[Dataset records]
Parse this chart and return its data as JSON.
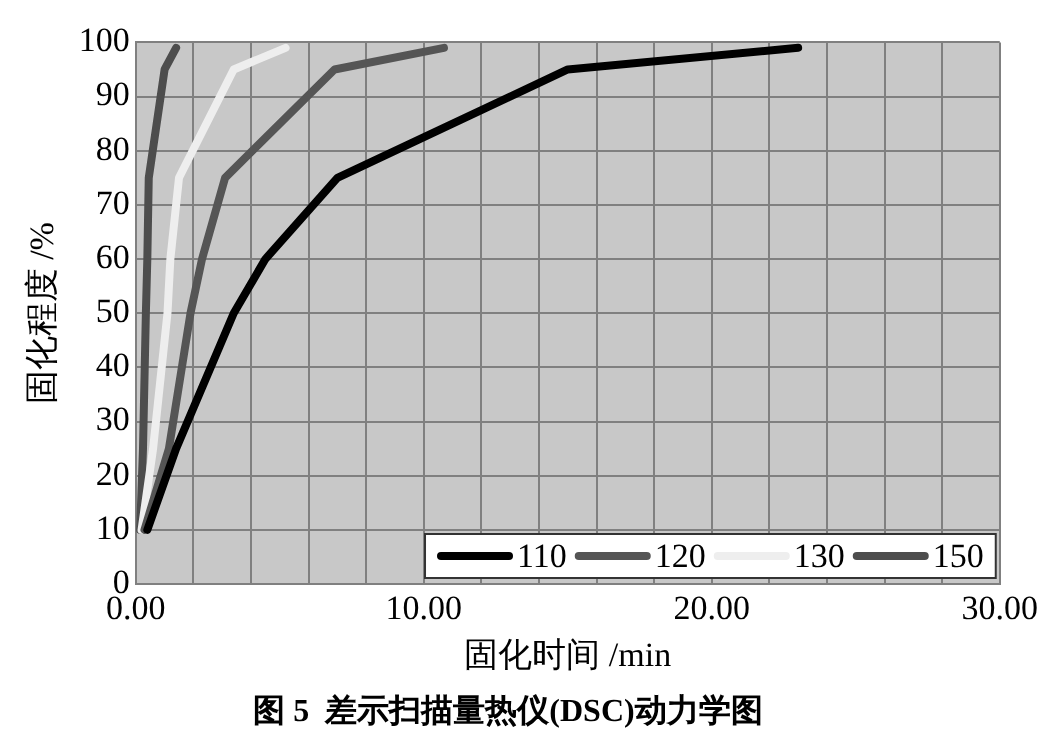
{
  "chart_data": {
    "type": "line",
    "title": "图 5  差示扫描量热仪(DSC)动力学图",
    "xlabel": "固化时间 /min",
    "ylabel": "固化程度 /%",
    "xlim": [
      0,
      30
    ],
    "xticks": [
      {
        "value": 0,
        "label": "0.00"
      },
      {
        "value": 2,
        "label": null
      },
      {
        "value": 4,
        "label": null
      },
      {
        "value": 6,
        "label": null
      },
      {
        "value": 8,
        "label": null
      },
      {
        "value": 10,
        "label": "10.00"
      },
      {
        "value": 12,
        "label": null
      },
      {
        "value": 14,
        "label": null
      },
      {
        "value": 16,
        "label": null
      },
      {
        "value": 18,
        "label": null
      },
      {
        "value": 20,
        "label": "20.00"
      },
      {
        "value": 22,
        "label": null
      },
      {
        "value": 24,
        "label": null
      },
      {
        "value": 26,
        "label": null
      },
      {
        "value": 28,
        "label": null
      },
      {
        "value": 30,
        "label": "30.00"
      }
    ],
    "ylim": [
      0,
      100
    ],
    "yticks": [
      0,
      10,
      20,
      30,
      40,
      50,
      60,
      70,
      80,
      90,
      100
    ],
    "grid": true,
    "legend": "bottom right",
    "marker": "none",
    "line_style": "solid",
    "series": [
      {
        "name": "110",
        "color": "#000000",
        "x": [
          0.4,
          1.4,
          3.4,
          4.5,
          7,
          15,
          23
        ],
        "values": [
          10,
          25,
          50,
          60,
          75,
          95,
          99
        ]
      },
      {
        "name": "120",
        "color": "#555555",
        "x": [
          0.3,
          1.15,
          1.9,
          2.3,
          3.1,
          6.9,
          10.7
        ],
        "values": [
          10,
          25,
          50,
          60,
          75,
          95,
          99
        ]
      },
      {
        "name": "130",
        "color": "#eeeeee",
        "x": [
          0.2,
          0.6,
          1.1,
          1.2,
          1.5,
          3.4,
          5.2
        ],
        "values": [
          10,
          25,
          50,
          60,
          75,
          95,
          99
        ]
      },
      {
        "name": "150",
        "color": "#4d4d4d",
        "x": [
          0.15,
          0.25,
          0.35,
          0.4,
          0.45,
          1,
          1.4
        ],
        "values": [
          10,
          25,
          50,
          60,
          75,
          95,
          99
        ]
      }
    ]
  }
}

▶ _Stated goal_: Make an exact copy of the data above, pictures excluded.

▶ _Result of the exercise_:
Parse this chart and return its data as JSON.
{
  "chart_data": {
    "type": "line",
    "title": "图 5  差示扫描量热仪(DSC)动力学图",
    "xlabel": "固化时间 /min",
    "ylabel": "固化程度 /%",
    "xlim": [
      0,
      30
    ],
    "xticks": [
      {
        "value": 0,
        "label": "0.00"
      },
      {
        "value": 2,
        "label": null
      },
      {
        "value": 4,
        "label": null
      },
      {
        "value": 6,
        "label": null
      },
      {
        "value": 8,
        "label": null
      },
      {
        "value": 10,
        "label": "10.00"
      },
      {
        "value": 12,
        "label": null
      },
      {
        "value": 14,
        "label": null
      },
      {
        "value": 16,
        "label": null
      },
      {
        "value": 18,
        "label": null
      },
      {
        "value": 20,
        "label": "20.00"
      },
      {
        "value": 22,
        "label": null
      },
      {
        "value": 24,
        "label": null
      },
      {
        "value": 26,
        "label": null
      },
      {
        "value": 28,
        "label": null
      },
      {
        "value": 30,
        "label": "30.00"
      }
    ],
    "ylim": [
      0,
      100
    ],
    "yticks": [
      0,
      10,
      20,
      30,
      40,
      50,
      60,
      70,
      80,
      90,
      100
    ],
    "grid": true,
    "legend": "bottom right",
    "marker": "none",
    "line_style": "solid",
    "series": [
      {
        "name": "110",
        "color": "#000000",
        "x": [
          0.4,
          1.4,
          3.4,
          4.5,
          7,
          15,
          23
        ],
        "values": [
          10,
          25,
          50,
          60,
          75,
          95,
          99
        ]
      },
      {
        "name": "120",
        "color": "#555555",
        "x": [
          0.3,
          1.15,
          1.9,
          2.3,
          3.1,
          6.9,
          10.7
        ],
        "values": [
          10,
          25,
          50,
          60,
          75,
          95,
          99
        ]
      },
      {
        "name": "130",
        "color": "#eeeeee",
        "x": [
          0.2,
          0.6,
          1.1,
          1.2,
          1.5,
          3.4,
          5.2
        ],
        "values": [
          10,
          25,
          50,
          60,
          75,
          95,
          99
        ]
      },
      {
        "name": "150",
        "color": "#4d4d4d",
        "x": [
          0.15,
          0.25,
          0.35,
          0.4,
          0.45,
          1,
          1.4
        ],
        "values": [
          10,
          25,
          50,
          60,
          75,
          95,
          99
        ]
      }
    ]
  }
}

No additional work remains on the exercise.